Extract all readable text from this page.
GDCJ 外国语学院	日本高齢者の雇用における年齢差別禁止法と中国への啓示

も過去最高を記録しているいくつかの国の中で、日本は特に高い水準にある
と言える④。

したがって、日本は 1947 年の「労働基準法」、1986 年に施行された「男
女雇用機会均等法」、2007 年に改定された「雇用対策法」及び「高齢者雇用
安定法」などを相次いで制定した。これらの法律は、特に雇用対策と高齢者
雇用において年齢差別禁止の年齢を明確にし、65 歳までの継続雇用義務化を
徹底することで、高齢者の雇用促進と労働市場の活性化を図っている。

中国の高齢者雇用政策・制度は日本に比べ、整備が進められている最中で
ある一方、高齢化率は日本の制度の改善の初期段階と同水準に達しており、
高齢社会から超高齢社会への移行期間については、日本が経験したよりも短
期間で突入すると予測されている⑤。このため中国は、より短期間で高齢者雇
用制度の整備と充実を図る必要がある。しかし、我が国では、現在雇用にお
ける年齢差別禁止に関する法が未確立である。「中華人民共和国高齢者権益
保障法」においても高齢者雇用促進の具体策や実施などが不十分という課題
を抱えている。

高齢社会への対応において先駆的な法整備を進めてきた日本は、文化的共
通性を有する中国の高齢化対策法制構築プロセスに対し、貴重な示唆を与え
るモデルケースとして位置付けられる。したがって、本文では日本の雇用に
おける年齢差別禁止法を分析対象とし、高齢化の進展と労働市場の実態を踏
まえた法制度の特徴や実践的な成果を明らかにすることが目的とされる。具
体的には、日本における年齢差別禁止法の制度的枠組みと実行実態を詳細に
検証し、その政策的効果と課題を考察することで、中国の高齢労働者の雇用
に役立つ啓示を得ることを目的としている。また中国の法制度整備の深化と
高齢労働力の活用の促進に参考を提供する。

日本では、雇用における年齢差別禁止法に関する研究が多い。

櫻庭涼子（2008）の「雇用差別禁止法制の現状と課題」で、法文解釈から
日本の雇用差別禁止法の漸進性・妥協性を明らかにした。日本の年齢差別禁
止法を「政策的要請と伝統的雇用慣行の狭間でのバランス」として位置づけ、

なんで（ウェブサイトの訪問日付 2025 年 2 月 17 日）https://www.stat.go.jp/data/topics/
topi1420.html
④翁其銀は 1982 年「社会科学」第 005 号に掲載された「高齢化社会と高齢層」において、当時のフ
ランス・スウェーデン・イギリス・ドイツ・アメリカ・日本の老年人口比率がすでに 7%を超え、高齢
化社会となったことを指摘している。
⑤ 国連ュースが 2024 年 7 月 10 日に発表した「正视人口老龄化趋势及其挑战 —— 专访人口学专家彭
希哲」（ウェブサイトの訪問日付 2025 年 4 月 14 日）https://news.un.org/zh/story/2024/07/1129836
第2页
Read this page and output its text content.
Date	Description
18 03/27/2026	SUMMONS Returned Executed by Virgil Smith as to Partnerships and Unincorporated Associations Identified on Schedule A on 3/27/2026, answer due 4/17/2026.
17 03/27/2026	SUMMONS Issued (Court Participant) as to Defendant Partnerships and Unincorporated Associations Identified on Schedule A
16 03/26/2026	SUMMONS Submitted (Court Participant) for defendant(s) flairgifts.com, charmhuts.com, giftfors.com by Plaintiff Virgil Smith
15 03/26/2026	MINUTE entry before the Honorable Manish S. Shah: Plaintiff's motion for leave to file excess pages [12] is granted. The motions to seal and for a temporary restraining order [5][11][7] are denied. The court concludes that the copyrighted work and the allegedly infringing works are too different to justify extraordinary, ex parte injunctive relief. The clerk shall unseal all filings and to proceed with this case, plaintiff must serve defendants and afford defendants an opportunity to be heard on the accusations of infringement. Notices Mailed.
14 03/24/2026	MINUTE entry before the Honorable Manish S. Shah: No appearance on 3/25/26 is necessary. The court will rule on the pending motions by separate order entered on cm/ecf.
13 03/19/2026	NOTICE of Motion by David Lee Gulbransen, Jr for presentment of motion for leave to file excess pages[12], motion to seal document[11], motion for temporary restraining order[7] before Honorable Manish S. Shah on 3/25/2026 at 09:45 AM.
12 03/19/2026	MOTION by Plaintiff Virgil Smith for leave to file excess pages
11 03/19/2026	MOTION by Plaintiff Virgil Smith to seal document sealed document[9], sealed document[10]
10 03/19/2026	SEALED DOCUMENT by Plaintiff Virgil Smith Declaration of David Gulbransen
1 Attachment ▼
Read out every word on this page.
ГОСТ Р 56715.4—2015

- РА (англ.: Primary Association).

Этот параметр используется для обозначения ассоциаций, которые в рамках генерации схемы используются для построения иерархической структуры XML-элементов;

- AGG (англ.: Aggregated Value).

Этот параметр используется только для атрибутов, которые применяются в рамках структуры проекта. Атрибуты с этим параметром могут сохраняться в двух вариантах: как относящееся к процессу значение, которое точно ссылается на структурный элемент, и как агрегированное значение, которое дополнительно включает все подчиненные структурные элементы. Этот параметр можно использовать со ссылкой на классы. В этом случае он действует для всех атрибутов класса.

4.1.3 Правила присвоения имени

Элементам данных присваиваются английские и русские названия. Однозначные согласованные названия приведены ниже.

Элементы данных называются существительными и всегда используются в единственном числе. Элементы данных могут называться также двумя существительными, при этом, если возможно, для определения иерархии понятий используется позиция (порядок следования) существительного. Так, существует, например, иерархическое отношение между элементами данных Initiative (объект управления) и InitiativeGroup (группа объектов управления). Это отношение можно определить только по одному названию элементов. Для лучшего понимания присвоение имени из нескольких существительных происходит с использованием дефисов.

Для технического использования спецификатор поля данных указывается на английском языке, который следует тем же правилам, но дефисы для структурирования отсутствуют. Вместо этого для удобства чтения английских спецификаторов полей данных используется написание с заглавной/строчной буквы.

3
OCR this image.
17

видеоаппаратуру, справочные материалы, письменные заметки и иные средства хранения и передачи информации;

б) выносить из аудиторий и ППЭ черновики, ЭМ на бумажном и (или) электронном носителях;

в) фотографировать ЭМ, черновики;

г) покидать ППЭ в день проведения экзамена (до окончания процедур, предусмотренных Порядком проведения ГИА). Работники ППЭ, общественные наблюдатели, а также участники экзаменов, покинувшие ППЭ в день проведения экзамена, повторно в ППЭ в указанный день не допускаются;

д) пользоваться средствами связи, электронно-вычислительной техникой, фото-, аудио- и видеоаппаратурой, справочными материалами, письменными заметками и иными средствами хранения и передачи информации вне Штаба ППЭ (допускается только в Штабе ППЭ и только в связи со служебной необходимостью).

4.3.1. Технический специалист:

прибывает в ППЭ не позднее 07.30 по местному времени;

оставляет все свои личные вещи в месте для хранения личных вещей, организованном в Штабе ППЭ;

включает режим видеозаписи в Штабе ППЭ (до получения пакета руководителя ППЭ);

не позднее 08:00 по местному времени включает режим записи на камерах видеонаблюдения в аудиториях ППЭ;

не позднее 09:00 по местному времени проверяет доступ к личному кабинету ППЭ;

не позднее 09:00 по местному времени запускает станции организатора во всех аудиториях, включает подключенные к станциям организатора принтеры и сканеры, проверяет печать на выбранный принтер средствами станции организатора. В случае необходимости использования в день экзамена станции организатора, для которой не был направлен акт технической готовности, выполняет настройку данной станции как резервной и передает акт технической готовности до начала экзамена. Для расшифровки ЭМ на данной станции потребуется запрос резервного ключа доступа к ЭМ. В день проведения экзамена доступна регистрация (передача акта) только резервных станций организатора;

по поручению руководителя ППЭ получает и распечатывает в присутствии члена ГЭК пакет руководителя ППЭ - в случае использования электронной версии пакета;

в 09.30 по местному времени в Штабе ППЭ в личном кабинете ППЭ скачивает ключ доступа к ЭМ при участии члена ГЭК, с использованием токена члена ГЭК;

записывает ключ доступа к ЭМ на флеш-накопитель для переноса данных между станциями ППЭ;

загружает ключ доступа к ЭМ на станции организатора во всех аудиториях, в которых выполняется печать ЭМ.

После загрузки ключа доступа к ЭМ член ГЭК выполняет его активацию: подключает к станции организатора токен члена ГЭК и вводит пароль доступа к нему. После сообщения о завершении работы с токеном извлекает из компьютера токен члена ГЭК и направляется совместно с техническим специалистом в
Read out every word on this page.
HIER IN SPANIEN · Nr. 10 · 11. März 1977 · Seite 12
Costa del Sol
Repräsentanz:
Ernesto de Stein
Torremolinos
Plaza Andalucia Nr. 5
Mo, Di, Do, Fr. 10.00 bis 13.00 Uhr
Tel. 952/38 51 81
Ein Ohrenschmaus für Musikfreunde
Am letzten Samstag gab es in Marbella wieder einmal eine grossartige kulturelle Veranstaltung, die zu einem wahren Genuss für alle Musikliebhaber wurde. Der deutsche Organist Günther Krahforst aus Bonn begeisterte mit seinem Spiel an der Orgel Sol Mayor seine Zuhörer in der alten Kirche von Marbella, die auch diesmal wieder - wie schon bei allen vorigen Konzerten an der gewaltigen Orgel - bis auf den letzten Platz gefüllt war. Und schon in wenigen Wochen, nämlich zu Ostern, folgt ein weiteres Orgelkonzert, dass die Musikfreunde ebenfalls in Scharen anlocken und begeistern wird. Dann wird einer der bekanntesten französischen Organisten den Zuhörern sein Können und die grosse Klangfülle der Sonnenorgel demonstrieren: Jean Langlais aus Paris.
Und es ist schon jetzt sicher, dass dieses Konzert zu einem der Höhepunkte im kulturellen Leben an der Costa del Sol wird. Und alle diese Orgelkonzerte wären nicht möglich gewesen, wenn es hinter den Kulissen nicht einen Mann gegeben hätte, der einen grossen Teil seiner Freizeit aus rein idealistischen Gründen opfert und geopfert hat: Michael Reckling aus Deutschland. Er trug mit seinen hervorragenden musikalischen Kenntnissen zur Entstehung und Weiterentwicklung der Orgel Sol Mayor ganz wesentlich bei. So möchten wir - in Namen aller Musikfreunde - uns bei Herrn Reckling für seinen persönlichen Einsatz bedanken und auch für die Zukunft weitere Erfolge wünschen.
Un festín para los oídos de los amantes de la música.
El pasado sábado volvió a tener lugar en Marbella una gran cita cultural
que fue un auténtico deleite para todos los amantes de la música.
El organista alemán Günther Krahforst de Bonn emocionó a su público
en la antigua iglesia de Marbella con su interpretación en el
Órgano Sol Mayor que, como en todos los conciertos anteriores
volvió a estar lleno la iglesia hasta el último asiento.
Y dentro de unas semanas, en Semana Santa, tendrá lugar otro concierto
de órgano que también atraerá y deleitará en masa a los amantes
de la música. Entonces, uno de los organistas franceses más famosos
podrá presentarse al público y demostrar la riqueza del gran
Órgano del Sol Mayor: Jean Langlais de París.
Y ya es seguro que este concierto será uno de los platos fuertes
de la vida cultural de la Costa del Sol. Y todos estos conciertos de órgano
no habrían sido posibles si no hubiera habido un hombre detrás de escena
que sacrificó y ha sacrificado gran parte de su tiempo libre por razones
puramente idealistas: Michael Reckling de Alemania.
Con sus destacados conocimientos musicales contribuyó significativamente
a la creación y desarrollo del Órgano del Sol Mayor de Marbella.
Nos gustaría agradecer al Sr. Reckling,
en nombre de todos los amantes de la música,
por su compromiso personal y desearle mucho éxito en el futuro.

Description of the task
Keep only those lines of the records that hold "conciertos", and return them.

Output of the task
Órgano Sol Mayor que, como en todos los conciertos anteriores
de la vida cultural de la Costa del Sol. Y todos estos conciertos de órgano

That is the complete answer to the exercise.